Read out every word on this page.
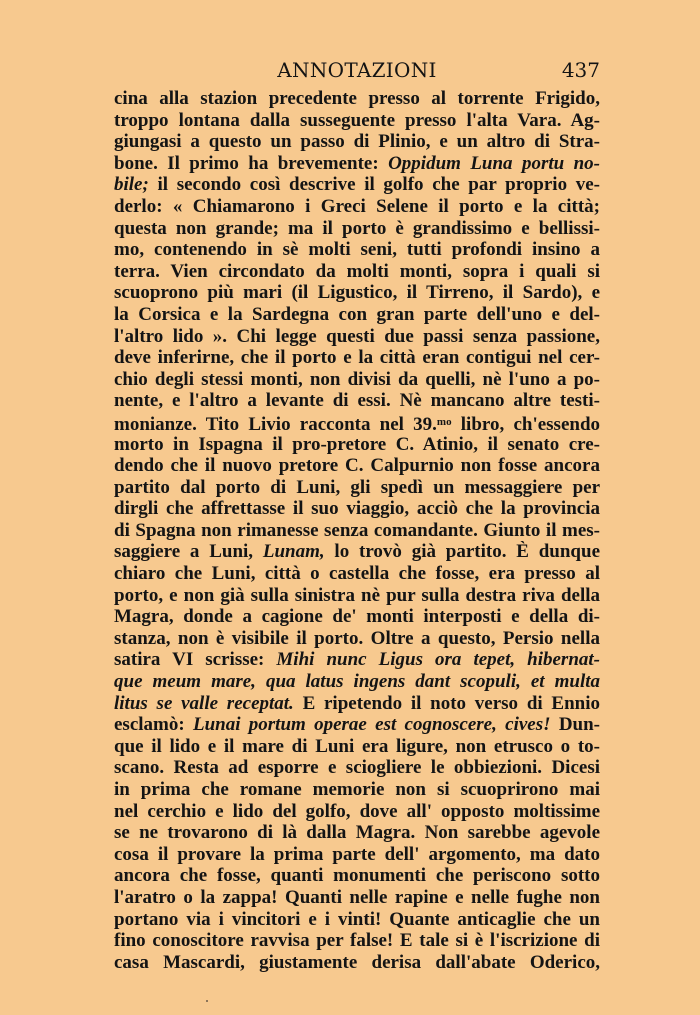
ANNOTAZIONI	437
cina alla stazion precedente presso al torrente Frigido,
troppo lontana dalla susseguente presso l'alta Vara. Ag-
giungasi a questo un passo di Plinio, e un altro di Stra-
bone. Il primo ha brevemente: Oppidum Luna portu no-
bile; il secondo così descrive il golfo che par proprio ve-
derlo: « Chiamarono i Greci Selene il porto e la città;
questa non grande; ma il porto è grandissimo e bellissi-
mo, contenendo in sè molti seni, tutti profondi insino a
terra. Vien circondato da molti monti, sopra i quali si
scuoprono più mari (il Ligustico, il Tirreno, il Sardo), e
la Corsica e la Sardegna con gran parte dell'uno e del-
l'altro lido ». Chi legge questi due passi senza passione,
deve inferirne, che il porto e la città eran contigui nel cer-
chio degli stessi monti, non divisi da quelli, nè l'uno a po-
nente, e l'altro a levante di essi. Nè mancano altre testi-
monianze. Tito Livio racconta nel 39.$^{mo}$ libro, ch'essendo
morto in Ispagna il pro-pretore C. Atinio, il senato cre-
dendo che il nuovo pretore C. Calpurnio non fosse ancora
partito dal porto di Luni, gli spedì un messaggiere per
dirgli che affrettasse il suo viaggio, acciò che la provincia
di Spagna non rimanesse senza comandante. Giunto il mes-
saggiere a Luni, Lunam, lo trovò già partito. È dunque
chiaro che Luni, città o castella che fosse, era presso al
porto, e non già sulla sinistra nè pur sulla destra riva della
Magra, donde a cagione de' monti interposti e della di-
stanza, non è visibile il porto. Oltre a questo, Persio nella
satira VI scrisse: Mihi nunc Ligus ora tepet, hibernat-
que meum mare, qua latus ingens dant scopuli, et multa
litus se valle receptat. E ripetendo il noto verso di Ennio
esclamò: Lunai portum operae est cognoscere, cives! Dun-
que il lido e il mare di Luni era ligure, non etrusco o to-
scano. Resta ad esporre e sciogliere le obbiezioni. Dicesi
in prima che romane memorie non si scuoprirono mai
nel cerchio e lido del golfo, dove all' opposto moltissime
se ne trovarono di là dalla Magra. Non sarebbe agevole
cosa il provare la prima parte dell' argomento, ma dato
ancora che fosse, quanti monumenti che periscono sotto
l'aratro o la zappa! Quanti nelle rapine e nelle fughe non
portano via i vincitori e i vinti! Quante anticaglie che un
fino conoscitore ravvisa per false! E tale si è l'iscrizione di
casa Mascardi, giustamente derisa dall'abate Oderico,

※

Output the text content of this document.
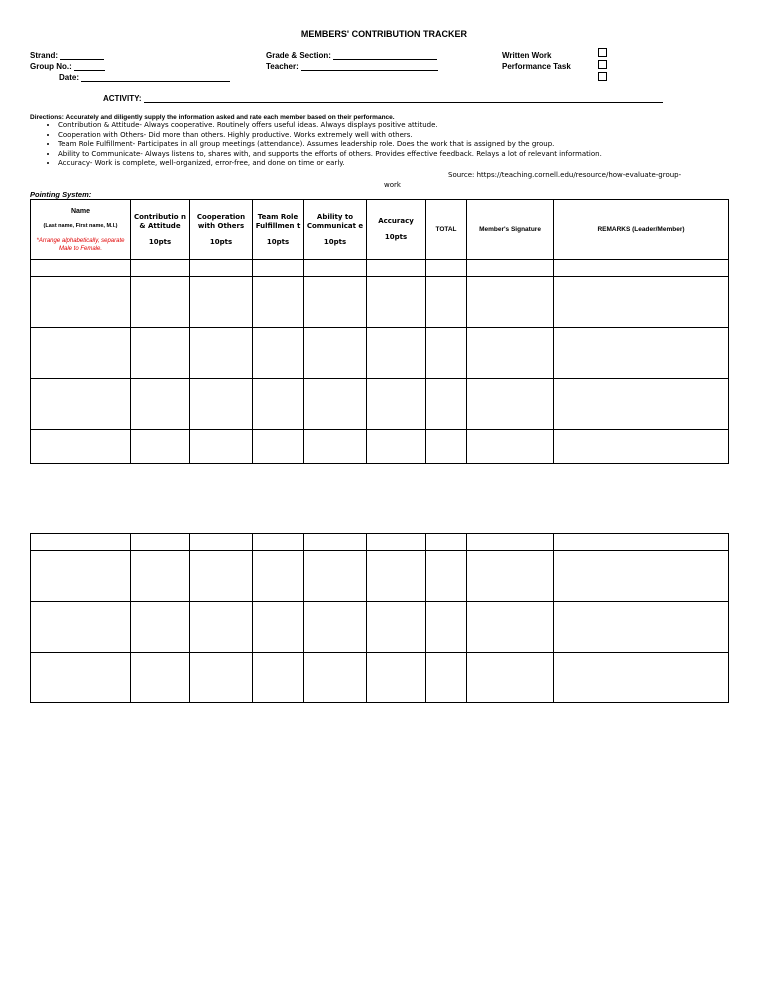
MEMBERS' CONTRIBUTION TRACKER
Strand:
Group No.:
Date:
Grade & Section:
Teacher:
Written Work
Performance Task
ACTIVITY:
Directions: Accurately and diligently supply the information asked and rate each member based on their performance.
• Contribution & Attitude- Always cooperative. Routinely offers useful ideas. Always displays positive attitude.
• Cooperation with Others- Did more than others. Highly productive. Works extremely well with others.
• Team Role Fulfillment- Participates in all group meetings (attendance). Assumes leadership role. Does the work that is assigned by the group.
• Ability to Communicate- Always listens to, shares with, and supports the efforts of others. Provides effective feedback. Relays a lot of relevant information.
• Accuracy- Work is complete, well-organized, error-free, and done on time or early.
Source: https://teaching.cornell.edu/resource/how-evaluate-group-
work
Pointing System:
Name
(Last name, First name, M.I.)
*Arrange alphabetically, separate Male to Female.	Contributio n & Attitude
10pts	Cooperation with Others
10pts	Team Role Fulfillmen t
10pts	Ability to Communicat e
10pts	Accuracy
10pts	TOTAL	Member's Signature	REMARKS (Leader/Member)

※

## SET PROBLEM
In the entries above, find each line with the string "this" and copy it.

## ANSWER BELOW
Read out every word on this page.
Output the text content of this document.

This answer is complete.